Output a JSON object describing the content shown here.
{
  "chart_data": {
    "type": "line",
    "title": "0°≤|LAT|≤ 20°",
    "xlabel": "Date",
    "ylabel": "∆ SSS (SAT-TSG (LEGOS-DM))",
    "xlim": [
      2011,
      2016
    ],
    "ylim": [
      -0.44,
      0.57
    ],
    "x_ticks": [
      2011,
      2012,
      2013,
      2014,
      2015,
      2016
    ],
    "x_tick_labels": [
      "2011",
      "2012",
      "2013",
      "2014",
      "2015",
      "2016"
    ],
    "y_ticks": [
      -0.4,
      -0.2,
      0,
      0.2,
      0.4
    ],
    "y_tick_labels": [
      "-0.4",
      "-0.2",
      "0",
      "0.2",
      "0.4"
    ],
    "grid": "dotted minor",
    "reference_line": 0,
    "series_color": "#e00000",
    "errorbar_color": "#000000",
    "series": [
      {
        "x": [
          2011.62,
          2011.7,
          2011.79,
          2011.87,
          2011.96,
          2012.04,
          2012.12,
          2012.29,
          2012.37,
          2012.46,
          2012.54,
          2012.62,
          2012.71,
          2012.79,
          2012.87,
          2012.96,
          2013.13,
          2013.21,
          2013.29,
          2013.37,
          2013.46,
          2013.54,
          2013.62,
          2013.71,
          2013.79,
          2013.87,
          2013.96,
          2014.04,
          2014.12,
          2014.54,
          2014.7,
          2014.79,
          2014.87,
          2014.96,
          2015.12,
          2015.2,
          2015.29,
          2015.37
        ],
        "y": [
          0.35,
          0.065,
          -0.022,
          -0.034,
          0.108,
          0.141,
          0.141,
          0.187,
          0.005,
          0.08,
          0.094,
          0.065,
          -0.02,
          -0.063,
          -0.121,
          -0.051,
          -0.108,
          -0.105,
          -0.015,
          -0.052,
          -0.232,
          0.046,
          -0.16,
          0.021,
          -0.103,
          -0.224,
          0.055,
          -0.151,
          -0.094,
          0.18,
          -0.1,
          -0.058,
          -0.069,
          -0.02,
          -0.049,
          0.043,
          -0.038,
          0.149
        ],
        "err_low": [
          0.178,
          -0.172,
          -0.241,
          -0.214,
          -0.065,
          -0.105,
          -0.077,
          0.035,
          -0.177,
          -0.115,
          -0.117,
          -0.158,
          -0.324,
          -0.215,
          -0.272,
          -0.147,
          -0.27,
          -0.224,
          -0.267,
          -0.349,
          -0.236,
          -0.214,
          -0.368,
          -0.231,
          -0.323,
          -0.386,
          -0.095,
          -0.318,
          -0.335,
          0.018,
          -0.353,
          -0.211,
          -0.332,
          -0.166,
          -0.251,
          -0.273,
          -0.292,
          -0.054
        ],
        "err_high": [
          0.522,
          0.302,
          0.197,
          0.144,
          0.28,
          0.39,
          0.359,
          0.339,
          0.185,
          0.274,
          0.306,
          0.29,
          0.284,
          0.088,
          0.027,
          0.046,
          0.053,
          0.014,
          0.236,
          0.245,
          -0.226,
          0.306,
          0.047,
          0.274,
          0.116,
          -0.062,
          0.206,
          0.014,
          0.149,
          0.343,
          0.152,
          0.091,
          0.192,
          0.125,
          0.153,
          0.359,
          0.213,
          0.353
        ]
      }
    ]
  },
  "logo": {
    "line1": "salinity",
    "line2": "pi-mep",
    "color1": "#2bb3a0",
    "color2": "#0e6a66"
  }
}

○ ○ ○ ○ ○

Reproduce every entry shown above, precisely as it stands.

Output a JSON object describing the content shown here.
{
  "chart_data": {
    "type": "line",
    "title": "0°≤|LAT|≤ 20°",
    "xlabel": "Date",
    "ylabel": "∆ SSS (SAT-TSG (LEGOS-DM))",
    "xlim": [
      2011,
      2016
    ],
    "ylim": [
      -0.44,
      0.57
    ],
    "x_ticks": [
      2011,
      2012,
      2013,
      2014,
      2015,
      2016
    ],
    "x_tick_labels": [
      "2011",
      "2012",
      "2013",
      "2014",
      "2015",
      "2016"
    ],
    "y_ticks": [
      -0.4,
      -0.2,
      0,
      0.2,
      0.4
    ],
    "y_tick_labels": [
      "-0.4",
      "-0.2",
      "0",
      "0.2",
      "0.4"
    ],
    "grid": "dotted minor",
    "reference_line": 0,
    "series_color": "#e00000",
    "errorbar_color": "#000000",
    "series": [
      {
        "x": [
          2011.62,
          2011.7,
          2011.79,
          2011.87,
          2011.96,
          2012.04,
          2012.12,
          2012.29,
          2012.37,
          2012.46,
          2012.54,
          2012.62,
          2012.71,
          2012.79,
          2012.87,
          2012.96,
          2013.13,
          2013.21,
          2013.29,
          2013.37,
          2013.46,
          2013.54,
          2013.62,
          2013.71,
          2013.79,
          2013.87,
          2013.96,
          2014.04,
          2014.12,
          2014.54,
          2014.7,
          2014.79,
          2014.87,
          2014.96,
          2015.12,
          2015.2,
          2015.29,
          2015.37
        ],
        "y": [
          0.35,
          0.065,
          -0.022,
          -0.034,
          0.108,
          0.141,
          0.141,
          0.187,
          0.005,
          0.08,
          0.094,
          0.065,
          -0.02,
          -0.063,
          -0.121,
          -0.051,
          -0.108,
          -0.105,
          -0.015,
          -0.052,
          -0.232,
          0.046,
          -0.16,
          0.021,
          -0.103,
          -0.224,
          0.055,
          -0.151,
          -0.094,
          0.18,
          -0.1,
          -0.058,
          -0.069,
          -0.02,
          -0.049,
          0.043,
          -0.038,
          0.149
        ],
        "err_low": [
          0.178,
          -0.172,
          -0.241,
          -0.214,
          -0.065,
          -0.105,
          -0.077,
          0.035,
          -0.177,
          -0.115,
          -0.117,
          -0.158,
          -0.324,
          -0.215,
          -0.272,
          -0.147,
          -0.27,
          -0.224,
          -0.267,
          -0.349,
          -0.236,
          -0.214,
          -0.368,
          -0.231,
          -0.323,
          -0.386,
          -0.095,
          -0.318,
          -0.335,
          0.018,
          -0.353,
          -0.211,
          -0.332,
          -0.166,
          -0.251,
          -0.273,
          -0.292,
          -0.054
        ],
        "err_high": [
          0.522,
          0.302,
          0.197,
          0.144,
          0.28,
          0.39,
          0.359,
          0.339,
          0.185,
          0.274,
          0.306,
          0.29,
          0.284,
          0.088,
          0.027,
          0.046,
          0.053,
          0.014,
          0.236,
          0.245,
          -0.226,
          0.306,
          0.047,
          0.274,
          0.116,
          -0.062,
          0.206,
          0.014,
          0.149,
          0.343,
          0.152,
          0.091,
          0.192,
          0.125,
          0.153,
          0.359,
          0.213,
          0.353
        ]
      }
    ]
  },
  "logo": {
    "line1": "salinity",
    "line2": "pi-mep",
    "color1": "#2bb3a0",
    "color2": "#0e6a66"
  }
}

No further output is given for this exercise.